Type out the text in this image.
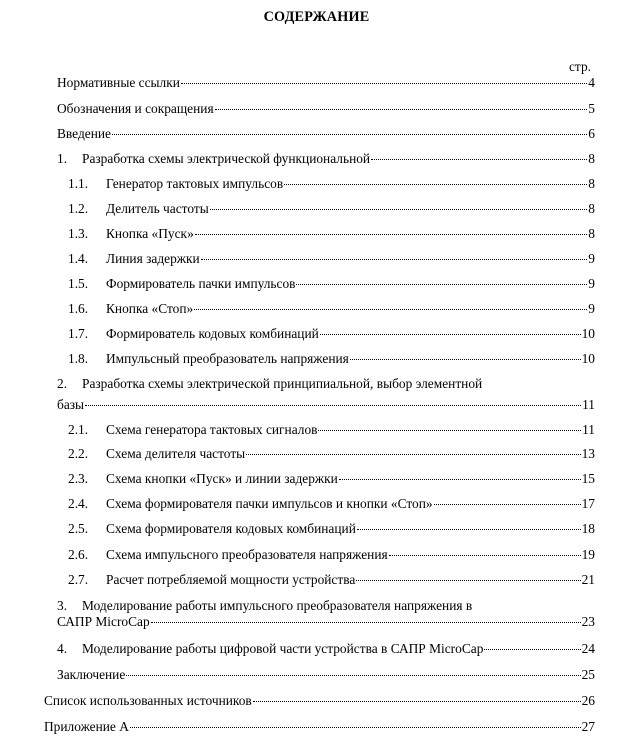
СОДЕРЖАНИЕ
стр.
Нормативные ссылки	4
Обозначения и сокращения	5
Введение	6
1.	Разработка схемы электрической функциональной	8
1.1.	Генератор тактовых импульсов	8
1.2.	Делитель частоты	8
1.3.	Кнопка «Пуск»	8
1.4.	Линия задержки	9
1.5.	Формирователь пачки импульсов	9
1.6.	Кнопка «Стоп»	9
1.7.	Формирователь кодовых комбинаций	10
1.8.	Импульсный преобразователь напряжения	10
2. Разработка схемы электрической принципиальной, выбор элементной
базы	11
2.1.	Схема генератора тактовых сигналов	11
2.2.	Схема делителя частоты	13
2.3.	Схема кнопки «Пуск» и линии задержки	15
2.4.	Схема формирователя пачки импульсов и кнопки «Стоп»	17
2.5.	Схема формирователя кодовых комбинаций	18
2.6.	Схема импульсного преобразователя напряжения	19
2.7.	Расчет потребляемой мощности устройства	21
3. Моделирование работы импульсного преобразователя напряжения в
САПР MicroCap	23
4.	Моделирование работы цифровой части устройства в САПР MicroCap	24
Заключение	25
Список использованных источников	26
Приложение А	27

- [What you will do]:
Select every line in the records above that contains the word "комбинаций".

- [Completed task]:
1.7.	Формирователь кодовых комбинаций	10
2.5.	Схема формирователя кодовых комбинаций	18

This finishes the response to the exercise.